Exercise -> Give only the number of lines in the data that contain the word "Santa".
** Start **
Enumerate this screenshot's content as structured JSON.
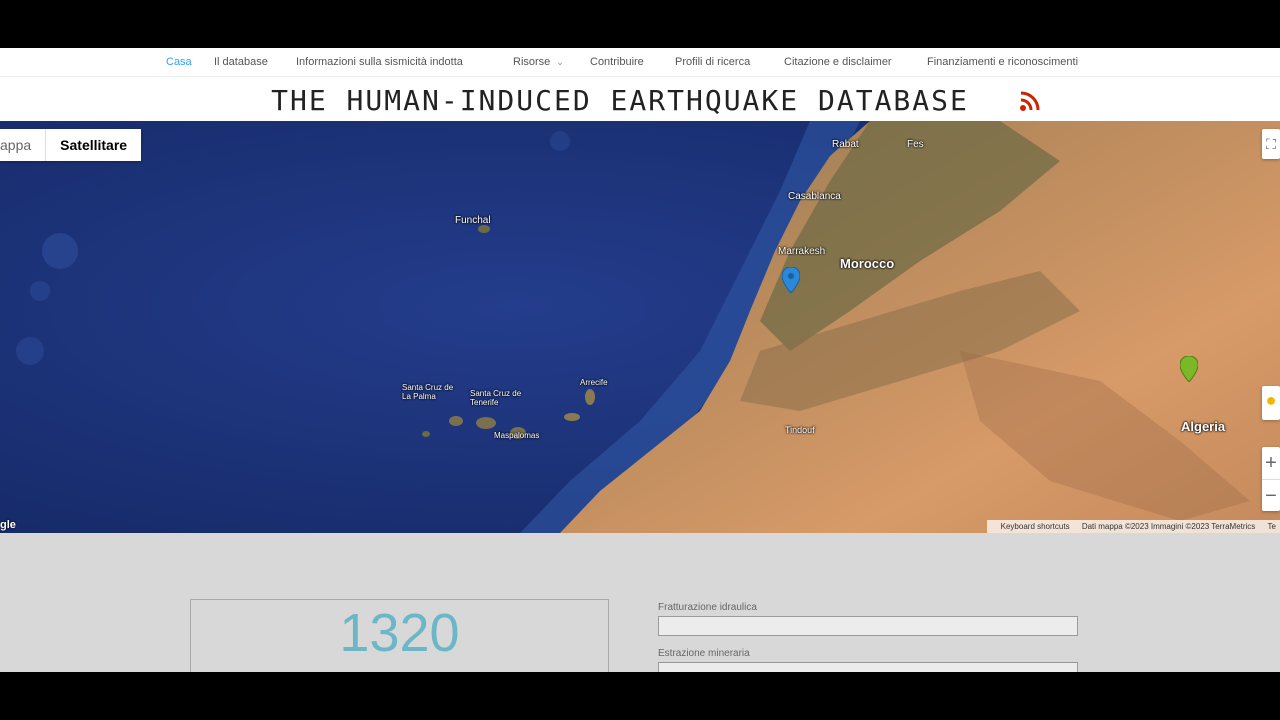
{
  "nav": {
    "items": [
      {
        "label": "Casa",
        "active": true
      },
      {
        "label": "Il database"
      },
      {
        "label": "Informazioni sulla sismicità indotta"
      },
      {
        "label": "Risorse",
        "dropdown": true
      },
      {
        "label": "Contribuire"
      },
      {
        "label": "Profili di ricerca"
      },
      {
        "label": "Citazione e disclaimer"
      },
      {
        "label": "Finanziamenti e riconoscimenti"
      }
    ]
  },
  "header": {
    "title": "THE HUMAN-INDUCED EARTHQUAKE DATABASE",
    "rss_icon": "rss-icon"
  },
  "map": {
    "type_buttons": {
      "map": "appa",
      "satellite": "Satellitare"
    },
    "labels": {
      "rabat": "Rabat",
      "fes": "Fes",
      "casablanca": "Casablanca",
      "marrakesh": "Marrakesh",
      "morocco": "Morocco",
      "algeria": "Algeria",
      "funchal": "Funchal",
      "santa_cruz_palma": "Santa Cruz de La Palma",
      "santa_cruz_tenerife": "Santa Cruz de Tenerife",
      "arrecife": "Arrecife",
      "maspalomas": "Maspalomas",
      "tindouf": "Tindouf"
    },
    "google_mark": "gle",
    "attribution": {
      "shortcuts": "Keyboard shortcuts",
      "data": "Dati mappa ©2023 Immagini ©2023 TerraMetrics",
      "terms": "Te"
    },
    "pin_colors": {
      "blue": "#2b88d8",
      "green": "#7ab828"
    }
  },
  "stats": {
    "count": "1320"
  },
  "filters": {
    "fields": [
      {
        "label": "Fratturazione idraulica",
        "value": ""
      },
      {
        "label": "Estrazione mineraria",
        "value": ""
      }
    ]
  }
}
** End **
** Start **
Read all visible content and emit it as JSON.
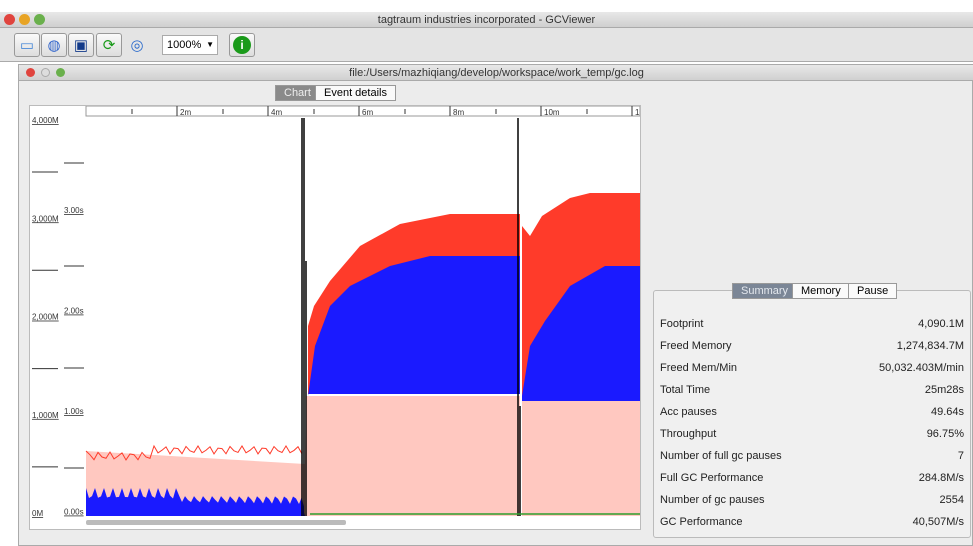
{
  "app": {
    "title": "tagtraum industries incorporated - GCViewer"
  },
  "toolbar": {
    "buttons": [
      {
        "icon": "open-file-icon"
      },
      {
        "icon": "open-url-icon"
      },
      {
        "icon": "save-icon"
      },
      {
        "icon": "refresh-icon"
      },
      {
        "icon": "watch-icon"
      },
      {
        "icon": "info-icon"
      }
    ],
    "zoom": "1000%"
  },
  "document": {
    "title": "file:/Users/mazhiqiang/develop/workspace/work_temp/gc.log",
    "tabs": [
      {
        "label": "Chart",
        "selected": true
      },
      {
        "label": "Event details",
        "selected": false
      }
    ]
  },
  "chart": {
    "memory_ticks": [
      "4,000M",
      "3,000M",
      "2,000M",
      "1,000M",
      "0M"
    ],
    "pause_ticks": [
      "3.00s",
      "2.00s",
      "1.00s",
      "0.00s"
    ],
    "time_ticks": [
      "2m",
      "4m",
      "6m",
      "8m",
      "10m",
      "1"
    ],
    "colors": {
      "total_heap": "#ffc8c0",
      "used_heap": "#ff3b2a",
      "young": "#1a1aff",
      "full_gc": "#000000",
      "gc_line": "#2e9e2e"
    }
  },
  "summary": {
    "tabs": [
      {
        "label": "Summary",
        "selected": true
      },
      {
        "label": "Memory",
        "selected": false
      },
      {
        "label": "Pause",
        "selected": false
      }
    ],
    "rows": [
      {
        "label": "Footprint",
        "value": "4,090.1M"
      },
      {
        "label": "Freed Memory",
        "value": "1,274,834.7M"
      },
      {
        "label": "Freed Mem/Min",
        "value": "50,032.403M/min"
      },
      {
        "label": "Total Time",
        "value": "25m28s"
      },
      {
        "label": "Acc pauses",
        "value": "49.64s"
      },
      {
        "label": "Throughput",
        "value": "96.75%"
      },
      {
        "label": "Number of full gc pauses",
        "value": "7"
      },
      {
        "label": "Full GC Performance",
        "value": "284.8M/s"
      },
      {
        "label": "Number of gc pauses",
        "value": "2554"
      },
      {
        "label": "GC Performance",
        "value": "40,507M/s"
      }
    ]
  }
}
** End **
Response below -> 2